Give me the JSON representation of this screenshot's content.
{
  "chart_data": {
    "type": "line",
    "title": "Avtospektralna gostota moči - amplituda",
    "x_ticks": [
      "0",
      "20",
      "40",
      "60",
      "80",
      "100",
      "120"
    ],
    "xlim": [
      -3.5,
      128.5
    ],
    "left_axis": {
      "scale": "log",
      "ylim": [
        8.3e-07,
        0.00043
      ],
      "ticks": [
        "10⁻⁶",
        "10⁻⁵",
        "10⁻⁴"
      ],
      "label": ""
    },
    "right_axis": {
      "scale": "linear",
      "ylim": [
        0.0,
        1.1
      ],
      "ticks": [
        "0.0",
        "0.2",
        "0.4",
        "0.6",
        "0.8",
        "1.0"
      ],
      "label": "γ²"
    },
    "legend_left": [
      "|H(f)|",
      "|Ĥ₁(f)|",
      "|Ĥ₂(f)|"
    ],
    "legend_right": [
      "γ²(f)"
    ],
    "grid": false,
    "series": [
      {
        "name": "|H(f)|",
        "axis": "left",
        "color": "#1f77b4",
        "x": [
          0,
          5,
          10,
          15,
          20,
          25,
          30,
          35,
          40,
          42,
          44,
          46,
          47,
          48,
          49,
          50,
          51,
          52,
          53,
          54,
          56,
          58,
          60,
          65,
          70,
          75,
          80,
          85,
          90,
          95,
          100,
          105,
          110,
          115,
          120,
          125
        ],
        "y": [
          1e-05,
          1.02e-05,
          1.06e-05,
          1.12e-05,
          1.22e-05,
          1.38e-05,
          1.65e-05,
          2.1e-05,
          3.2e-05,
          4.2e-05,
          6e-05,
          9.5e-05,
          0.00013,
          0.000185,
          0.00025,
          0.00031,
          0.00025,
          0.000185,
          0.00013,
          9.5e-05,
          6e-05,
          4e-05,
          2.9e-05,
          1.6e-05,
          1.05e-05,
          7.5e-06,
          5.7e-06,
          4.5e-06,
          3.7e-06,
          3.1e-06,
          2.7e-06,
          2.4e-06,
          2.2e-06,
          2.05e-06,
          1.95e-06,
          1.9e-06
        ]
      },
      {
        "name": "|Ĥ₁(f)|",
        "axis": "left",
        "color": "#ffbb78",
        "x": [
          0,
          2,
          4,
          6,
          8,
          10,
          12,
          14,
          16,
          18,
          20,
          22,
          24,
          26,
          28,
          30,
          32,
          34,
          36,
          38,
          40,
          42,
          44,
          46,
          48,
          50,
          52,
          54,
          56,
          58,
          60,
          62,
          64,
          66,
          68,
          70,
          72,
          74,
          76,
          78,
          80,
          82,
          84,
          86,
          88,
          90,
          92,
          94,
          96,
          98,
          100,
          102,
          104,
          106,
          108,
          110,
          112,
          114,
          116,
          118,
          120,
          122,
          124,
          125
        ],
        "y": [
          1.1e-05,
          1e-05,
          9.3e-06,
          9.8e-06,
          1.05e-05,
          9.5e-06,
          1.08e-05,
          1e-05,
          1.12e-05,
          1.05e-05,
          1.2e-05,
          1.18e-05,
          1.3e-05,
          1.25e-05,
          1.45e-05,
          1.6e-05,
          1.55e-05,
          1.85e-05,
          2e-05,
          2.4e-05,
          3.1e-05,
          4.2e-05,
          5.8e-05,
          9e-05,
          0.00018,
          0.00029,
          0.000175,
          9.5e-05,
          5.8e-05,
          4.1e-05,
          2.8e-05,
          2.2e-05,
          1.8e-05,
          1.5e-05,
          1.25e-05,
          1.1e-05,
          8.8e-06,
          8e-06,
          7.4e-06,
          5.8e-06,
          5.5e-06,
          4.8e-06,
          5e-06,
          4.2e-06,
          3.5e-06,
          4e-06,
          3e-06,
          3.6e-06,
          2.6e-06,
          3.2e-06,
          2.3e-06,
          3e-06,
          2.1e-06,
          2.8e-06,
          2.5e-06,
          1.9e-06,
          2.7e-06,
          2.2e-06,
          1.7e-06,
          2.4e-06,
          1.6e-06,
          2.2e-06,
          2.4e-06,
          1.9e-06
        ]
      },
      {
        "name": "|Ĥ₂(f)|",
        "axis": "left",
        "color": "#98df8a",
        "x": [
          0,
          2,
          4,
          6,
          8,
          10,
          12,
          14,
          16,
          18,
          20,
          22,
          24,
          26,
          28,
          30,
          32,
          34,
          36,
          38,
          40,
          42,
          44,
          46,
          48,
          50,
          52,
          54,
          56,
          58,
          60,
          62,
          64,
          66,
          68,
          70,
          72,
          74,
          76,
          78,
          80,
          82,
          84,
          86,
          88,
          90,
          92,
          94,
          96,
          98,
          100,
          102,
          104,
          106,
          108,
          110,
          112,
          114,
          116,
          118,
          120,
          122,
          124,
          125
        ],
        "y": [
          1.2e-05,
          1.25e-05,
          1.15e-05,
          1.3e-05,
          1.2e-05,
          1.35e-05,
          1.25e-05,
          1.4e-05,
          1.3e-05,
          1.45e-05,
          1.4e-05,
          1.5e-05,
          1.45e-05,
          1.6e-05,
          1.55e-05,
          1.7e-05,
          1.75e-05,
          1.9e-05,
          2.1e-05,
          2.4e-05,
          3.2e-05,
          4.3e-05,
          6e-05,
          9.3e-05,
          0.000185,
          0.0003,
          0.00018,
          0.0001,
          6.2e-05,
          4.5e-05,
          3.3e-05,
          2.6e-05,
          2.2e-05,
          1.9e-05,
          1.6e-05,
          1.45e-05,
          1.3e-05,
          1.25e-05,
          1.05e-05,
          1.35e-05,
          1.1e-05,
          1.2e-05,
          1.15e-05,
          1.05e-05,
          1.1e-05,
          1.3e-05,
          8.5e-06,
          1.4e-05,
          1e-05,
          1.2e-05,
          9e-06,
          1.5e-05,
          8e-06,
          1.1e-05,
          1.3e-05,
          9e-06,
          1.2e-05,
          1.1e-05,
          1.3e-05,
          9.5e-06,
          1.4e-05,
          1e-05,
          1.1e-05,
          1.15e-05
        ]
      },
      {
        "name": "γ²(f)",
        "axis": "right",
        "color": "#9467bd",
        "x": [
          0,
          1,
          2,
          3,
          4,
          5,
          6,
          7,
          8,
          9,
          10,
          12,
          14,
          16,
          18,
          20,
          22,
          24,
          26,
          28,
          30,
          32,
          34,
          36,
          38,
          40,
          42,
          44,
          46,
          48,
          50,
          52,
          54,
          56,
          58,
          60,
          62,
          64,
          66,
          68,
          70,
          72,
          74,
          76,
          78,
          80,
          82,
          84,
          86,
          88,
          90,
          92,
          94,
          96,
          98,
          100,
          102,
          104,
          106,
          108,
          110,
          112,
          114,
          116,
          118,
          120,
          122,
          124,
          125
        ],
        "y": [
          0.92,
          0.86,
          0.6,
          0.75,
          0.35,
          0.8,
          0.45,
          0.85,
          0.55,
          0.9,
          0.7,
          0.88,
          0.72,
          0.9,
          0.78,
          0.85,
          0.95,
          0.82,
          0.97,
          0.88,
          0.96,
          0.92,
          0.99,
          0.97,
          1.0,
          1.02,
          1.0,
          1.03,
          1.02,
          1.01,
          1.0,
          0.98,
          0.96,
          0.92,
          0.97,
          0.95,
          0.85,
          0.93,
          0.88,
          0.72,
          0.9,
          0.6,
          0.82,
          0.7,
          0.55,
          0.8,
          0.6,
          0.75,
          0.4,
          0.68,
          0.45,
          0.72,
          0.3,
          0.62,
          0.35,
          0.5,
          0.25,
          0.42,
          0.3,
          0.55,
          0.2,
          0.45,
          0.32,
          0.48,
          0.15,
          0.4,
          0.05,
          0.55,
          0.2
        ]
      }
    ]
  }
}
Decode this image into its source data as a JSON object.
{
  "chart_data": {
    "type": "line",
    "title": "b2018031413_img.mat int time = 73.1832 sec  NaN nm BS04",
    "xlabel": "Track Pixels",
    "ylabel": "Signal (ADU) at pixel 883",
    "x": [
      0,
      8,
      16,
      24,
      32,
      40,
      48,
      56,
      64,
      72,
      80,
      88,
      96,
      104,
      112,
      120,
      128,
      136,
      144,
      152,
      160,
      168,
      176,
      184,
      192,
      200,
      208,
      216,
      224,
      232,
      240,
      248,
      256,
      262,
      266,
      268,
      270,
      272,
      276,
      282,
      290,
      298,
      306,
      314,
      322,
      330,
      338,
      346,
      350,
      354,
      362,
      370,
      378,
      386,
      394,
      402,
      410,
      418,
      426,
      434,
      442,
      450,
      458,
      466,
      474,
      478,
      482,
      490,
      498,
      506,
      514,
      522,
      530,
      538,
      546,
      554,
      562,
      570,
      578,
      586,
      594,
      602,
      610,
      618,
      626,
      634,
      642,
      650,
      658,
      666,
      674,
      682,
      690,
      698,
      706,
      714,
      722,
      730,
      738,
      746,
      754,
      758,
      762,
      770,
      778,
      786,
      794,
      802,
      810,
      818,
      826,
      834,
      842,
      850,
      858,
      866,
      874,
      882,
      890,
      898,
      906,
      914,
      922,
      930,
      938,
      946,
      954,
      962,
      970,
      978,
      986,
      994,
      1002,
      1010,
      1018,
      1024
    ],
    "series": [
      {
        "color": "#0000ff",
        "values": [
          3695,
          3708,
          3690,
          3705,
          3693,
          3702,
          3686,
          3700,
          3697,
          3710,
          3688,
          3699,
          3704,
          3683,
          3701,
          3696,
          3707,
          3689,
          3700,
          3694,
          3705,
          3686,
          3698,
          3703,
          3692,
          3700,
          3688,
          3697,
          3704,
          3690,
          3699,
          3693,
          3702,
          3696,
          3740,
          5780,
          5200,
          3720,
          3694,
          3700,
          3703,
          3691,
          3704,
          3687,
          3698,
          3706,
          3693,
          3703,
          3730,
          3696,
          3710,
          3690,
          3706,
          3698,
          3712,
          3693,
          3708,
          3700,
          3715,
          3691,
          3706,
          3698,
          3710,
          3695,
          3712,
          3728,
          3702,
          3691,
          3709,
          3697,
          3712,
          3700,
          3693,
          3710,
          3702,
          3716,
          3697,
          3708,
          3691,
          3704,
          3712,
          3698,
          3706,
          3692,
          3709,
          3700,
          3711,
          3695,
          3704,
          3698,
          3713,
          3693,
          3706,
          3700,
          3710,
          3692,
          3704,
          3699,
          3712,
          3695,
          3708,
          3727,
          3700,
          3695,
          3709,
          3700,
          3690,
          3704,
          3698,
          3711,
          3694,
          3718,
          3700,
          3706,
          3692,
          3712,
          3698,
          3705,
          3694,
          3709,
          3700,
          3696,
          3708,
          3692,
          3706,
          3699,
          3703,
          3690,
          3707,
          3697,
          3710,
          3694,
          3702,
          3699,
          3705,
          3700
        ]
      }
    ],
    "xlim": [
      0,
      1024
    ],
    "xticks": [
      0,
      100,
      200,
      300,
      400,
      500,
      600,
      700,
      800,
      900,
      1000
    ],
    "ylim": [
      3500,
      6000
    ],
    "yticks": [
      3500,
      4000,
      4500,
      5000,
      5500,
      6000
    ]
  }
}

:::

What the exercise asks: Only the number is wanted: how many lines above include the word "color"?

Written answer: 5